[Data items]
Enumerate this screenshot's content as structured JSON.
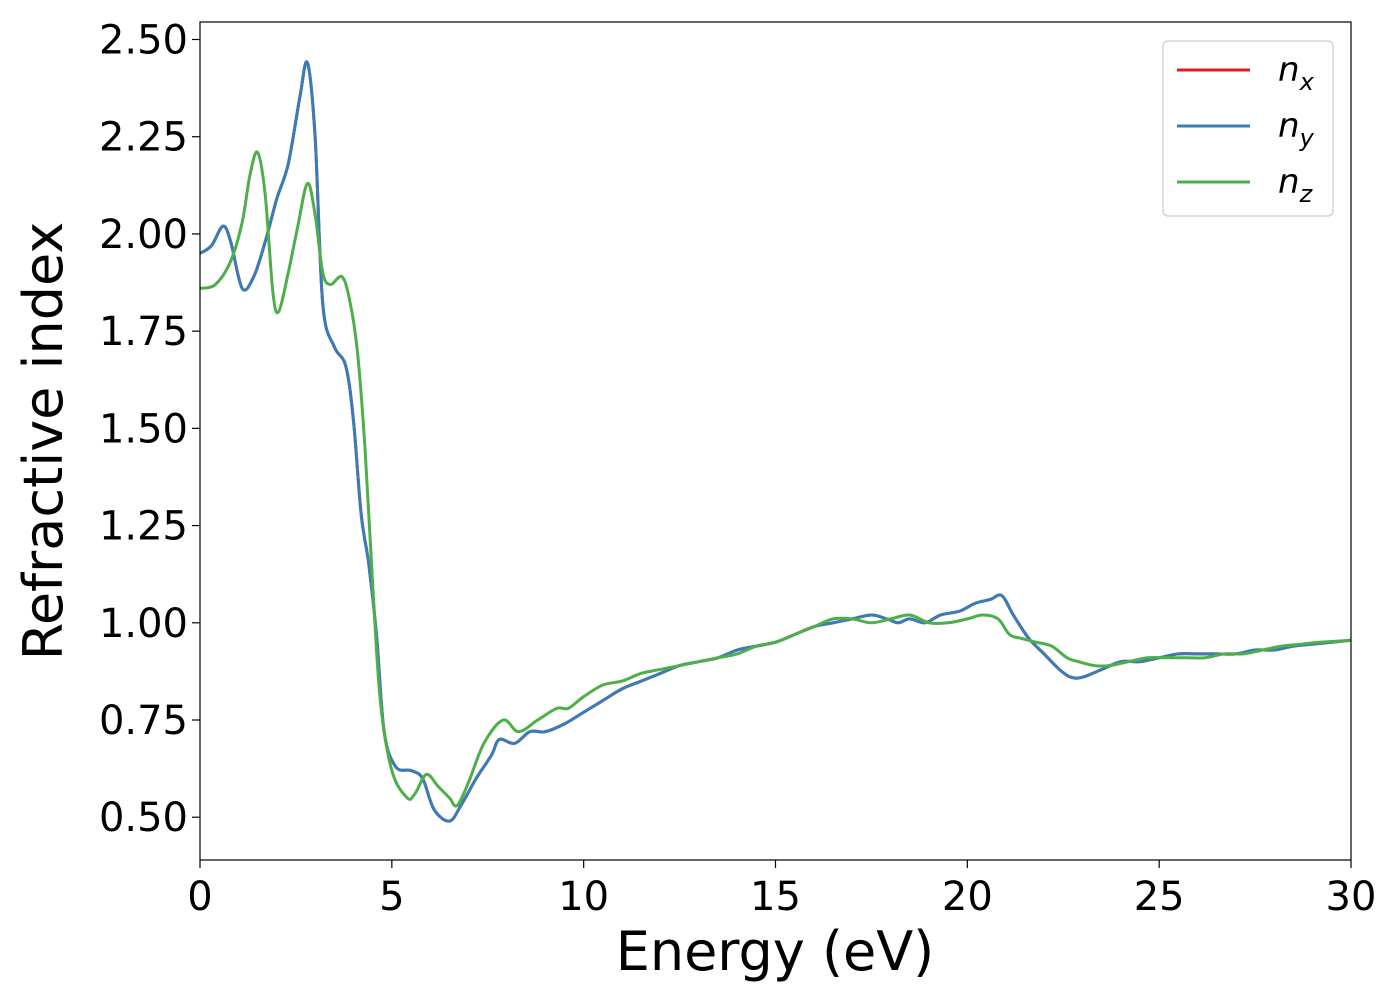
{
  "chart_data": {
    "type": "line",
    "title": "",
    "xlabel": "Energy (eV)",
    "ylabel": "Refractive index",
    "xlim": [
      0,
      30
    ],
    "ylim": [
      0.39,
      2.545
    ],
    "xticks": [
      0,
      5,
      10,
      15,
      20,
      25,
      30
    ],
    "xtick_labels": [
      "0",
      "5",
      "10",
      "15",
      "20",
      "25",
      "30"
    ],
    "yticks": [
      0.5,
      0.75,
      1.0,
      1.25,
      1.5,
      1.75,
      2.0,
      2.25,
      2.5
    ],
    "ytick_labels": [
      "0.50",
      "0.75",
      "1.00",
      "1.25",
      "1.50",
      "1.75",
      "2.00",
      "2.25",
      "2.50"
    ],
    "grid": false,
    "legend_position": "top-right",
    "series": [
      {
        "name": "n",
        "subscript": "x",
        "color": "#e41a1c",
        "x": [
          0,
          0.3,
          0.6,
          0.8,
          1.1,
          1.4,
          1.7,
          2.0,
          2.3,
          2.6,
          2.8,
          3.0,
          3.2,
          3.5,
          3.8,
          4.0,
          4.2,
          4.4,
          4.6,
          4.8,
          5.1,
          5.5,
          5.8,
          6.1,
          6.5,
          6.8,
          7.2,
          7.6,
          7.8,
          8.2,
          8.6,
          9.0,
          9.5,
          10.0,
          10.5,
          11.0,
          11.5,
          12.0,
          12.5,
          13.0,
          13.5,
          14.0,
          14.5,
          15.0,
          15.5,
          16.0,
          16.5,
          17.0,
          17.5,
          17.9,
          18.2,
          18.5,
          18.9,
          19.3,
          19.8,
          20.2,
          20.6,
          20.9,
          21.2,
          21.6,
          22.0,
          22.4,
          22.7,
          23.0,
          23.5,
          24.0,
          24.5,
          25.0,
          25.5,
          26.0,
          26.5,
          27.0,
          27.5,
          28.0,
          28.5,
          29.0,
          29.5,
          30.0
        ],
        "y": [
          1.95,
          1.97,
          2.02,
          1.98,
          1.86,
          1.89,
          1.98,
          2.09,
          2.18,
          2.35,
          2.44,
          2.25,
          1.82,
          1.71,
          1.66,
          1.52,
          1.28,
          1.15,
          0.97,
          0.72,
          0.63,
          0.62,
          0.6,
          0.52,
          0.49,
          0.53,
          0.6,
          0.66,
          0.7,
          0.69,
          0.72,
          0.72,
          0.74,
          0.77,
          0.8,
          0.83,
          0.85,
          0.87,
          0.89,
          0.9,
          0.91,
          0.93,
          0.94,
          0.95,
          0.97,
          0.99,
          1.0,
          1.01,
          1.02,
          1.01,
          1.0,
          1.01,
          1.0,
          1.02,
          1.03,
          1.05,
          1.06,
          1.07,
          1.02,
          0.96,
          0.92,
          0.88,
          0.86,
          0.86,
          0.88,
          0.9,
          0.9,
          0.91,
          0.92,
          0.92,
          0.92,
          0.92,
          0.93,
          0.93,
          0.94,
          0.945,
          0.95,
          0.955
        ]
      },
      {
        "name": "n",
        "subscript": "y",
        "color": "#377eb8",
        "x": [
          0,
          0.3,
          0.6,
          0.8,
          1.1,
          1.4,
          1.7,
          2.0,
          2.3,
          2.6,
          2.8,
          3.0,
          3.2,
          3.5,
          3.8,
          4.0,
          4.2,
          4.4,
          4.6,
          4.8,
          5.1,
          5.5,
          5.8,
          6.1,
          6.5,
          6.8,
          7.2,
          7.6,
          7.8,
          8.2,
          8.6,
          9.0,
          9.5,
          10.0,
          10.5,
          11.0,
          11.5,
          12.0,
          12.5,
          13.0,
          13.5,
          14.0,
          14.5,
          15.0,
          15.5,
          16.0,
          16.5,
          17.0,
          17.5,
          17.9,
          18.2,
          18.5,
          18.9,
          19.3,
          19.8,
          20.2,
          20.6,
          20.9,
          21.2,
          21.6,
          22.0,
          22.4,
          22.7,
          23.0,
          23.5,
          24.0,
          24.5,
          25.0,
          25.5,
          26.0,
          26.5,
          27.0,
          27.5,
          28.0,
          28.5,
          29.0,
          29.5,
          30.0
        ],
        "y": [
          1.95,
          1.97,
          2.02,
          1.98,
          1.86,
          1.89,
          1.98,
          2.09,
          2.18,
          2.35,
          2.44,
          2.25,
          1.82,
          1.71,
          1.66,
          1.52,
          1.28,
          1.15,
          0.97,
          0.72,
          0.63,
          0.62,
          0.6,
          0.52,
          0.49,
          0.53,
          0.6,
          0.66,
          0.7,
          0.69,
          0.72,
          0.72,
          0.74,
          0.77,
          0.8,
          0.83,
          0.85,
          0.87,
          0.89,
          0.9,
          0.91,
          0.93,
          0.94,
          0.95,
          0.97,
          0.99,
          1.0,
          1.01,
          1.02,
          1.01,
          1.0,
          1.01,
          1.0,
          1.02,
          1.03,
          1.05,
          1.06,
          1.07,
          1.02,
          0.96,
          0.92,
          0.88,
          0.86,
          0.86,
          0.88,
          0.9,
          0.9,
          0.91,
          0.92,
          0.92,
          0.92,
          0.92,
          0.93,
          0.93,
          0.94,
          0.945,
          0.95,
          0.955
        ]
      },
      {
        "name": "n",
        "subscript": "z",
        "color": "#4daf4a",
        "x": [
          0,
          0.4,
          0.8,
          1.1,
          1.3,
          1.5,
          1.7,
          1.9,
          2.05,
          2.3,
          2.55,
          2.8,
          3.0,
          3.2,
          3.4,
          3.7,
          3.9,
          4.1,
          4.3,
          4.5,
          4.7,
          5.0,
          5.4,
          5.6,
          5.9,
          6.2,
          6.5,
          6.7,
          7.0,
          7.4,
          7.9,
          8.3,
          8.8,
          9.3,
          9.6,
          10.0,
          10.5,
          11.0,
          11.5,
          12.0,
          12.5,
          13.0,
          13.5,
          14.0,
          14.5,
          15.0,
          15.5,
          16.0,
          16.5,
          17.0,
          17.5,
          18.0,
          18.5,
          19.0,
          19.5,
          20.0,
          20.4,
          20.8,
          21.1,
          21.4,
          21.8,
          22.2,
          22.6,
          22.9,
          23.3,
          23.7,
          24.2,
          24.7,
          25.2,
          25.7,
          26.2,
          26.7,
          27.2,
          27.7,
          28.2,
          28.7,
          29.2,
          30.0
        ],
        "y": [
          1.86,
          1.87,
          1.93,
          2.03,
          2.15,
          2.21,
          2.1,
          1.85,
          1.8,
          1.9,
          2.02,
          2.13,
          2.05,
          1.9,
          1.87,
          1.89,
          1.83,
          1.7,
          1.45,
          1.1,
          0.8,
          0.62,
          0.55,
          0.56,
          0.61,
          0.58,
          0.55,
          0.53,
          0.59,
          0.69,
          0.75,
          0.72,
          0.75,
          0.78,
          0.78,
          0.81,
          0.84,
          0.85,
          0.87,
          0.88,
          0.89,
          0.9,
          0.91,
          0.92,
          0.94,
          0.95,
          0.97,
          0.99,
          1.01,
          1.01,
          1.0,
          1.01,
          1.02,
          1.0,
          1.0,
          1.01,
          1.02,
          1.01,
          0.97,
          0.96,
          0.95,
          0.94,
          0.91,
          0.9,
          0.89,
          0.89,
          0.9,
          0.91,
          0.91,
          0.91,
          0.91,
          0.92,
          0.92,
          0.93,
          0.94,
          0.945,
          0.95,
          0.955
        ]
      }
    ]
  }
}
* * *
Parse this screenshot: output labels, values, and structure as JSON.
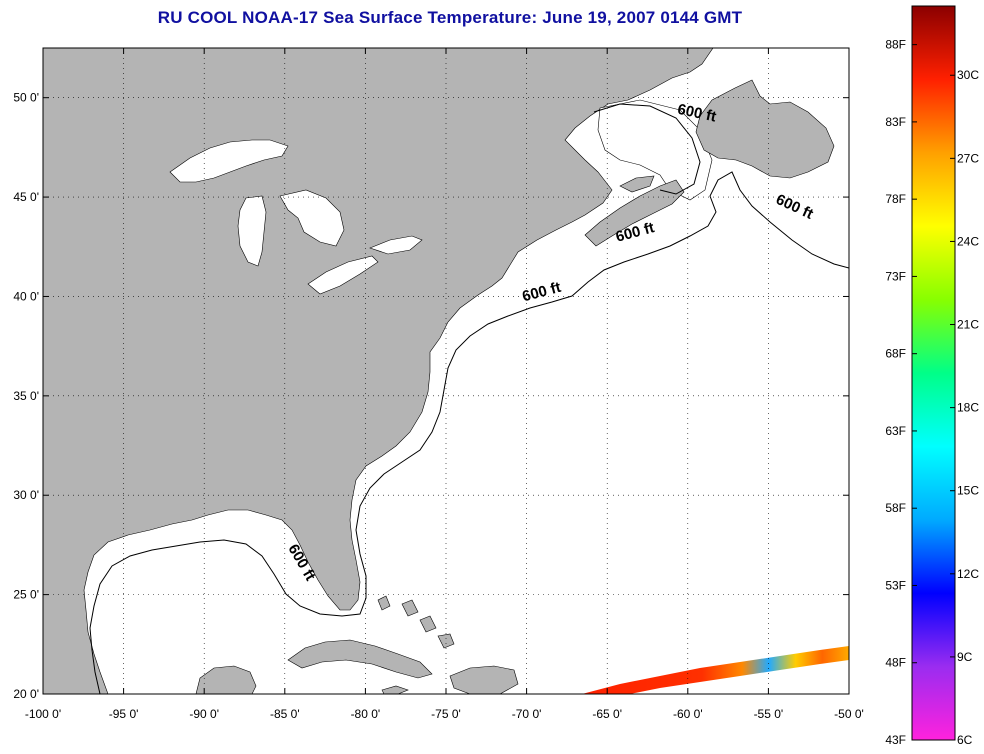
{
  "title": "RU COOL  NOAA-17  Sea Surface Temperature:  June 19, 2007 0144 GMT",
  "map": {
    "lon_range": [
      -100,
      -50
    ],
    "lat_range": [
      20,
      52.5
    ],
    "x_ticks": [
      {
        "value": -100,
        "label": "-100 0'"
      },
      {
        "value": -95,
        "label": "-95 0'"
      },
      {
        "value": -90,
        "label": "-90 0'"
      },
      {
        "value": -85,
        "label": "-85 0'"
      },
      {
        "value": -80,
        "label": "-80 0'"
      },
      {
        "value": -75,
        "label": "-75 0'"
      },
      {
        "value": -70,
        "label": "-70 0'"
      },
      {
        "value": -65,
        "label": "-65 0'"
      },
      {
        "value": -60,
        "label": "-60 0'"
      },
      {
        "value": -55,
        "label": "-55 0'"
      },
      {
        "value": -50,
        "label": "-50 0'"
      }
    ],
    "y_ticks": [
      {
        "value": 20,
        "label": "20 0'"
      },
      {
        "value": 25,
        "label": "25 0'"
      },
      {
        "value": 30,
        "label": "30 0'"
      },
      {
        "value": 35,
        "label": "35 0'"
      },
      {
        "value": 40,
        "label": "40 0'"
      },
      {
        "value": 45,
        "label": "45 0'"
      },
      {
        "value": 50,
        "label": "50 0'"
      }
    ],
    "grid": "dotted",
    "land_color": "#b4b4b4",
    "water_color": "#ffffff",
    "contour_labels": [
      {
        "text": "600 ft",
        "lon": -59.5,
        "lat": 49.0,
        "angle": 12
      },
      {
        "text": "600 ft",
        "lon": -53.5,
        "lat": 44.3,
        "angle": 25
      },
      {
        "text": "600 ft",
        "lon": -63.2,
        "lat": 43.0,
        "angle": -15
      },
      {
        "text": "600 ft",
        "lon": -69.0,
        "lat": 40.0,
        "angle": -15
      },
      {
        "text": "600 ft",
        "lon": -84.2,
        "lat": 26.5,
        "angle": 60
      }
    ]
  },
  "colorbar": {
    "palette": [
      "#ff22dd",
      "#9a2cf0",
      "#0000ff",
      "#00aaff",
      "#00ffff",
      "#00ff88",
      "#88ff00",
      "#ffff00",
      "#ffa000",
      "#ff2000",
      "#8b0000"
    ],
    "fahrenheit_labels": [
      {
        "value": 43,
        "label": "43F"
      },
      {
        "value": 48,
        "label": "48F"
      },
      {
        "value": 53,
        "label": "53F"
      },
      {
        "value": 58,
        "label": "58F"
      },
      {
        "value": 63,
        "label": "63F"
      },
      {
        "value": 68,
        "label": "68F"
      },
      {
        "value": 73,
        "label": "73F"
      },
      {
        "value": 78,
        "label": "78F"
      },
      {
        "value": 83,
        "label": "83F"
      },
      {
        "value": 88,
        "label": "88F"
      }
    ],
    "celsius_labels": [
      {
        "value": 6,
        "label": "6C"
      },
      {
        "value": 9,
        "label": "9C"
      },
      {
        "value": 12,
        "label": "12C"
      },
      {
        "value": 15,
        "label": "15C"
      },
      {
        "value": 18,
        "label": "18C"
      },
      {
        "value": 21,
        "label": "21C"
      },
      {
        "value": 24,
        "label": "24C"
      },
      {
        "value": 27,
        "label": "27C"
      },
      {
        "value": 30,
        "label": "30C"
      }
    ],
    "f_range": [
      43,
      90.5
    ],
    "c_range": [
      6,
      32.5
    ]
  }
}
==
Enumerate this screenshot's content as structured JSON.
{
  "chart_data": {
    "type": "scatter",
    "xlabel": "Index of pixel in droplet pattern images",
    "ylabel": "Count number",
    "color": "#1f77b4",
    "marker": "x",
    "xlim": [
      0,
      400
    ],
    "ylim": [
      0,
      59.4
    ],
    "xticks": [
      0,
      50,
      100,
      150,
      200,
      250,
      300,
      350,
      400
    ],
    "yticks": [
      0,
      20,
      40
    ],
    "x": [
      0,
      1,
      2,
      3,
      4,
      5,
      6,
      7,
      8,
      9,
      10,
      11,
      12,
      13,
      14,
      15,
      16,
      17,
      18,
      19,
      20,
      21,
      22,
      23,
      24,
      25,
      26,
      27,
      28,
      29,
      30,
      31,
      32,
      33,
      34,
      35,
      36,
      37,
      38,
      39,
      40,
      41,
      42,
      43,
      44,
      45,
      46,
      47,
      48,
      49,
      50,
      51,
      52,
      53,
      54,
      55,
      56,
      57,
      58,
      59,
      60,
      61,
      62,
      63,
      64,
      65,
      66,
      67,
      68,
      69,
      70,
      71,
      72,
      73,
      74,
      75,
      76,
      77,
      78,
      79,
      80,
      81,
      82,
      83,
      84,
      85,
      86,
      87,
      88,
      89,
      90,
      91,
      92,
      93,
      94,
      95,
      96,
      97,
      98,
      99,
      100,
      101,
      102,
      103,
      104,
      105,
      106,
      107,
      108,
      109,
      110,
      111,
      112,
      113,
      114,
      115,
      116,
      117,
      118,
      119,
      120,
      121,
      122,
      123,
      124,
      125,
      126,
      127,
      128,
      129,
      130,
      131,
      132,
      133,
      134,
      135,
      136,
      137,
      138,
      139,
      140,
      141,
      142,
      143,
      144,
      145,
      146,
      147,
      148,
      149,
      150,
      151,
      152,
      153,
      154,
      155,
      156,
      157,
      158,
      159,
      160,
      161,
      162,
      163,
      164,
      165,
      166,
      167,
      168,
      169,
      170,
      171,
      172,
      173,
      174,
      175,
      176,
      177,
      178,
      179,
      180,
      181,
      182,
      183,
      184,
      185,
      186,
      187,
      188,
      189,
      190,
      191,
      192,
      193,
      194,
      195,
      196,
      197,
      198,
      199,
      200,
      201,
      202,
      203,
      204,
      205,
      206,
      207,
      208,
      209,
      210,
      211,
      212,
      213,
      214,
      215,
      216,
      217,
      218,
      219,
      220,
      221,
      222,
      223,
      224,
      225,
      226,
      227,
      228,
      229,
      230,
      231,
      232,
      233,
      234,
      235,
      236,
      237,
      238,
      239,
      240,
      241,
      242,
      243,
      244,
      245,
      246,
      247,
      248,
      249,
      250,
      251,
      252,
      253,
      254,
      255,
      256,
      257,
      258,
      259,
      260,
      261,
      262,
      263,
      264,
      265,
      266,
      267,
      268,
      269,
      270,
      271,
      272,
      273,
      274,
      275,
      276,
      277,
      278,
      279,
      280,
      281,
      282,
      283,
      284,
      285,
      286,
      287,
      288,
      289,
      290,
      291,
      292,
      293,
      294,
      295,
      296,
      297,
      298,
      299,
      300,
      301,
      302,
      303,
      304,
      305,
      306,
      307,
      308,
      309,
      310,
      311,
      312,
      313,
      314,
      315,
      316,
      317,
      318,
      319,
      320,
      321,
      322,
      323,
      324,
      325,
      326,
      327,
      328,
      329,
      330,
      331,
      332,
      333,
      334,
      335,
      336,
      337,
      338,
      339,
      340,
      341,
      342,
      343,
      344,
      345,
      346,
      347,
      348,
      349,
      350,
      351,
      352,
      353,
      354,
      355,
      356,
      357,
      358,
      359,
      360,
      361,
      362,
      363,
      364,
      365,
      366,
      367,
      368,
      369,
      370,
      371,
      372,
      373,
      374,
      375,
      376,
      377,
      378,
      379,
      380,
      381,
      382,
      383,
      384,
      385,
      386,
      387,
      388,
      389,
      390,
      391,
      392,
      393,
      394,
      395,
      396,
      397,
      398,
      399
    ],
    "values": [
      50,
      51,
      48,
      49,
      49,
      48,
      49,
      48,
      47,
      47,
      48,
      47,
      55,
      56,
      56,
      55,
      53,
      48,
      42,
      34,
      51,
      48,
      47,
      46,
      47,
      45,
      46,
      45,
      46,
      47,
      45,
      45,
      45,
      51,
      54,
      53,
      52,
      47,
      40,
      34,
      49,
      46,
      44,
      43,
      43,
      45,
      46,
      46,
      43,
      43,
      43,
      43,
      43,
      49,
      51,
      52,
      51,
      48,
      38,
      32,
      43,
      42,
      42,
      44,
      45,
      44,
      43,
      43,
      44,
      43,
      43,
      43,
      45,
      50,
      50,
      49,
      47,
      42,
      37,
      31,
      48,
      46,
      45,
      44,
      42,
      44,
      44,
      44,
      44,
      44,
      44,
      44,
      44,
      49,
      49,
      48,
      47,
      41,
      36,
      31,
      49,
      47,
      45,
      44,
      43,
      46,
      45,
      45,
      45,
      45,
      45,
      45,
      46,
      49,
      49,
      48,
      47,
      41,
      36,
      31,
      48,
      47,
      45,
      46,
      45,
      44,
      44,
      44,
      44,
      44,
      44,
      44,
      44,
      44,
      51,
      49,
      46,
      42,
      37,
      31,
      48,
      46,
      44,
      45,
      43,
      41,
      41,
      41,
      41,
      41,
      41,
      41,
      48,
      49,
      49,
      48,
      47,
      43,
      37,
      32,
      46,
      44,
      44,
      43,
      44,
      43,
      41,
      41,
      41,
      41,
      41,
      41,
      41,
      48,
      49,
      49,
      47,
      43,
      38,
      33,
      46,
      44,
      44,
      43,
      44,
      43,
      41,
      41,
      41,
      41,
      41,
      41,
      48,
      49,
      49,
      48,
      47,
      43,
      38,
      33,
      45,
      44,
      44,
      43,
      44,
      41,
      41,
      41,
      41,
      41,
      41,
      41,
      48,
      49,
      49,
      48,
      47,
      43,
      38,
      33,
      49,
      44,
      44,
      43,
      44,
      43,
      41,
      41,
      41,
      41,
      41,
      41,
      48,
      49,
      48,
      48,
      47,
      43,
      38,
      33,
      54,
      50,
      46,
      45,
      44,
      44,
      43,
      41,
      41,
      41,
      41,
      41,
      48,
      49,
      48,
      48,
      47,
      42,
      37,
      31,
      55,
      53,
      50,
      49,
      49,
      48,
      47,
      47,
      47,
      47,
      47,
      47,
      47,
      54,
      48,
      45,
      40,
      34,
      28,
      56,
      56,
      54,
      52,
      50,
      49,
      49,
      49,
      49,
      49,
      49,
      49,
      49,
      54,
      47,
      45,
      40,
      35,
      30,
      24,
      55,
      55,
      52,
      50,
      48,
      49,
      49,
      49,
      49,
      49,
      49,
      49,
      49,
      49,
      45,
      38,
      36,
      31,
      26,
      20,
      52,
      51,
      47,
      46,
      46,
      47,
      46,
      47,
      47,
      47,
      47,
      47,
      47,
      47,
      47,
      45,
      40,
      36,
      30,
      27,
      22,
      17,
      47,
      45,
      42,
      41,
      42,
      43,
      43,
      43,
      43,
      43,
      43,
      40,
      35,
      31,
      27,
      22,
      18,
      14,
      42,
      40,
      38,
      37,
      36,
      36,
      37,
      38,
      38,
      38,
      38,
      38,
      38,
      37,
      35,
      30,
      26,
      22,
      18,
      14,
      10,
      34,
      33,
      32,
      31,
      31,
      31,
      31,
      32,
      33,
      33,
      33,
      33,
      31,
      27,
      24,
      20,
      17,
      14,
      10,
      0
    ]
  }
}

PROBLEM REQUIREMENTS:
Extract every line containing the string "angle" from the material.

RESPONSE TO THIS EXERCISE:
        "angle": 12
        "angle": 25
        "angle": -15
        "angle": -15
        "angle": 60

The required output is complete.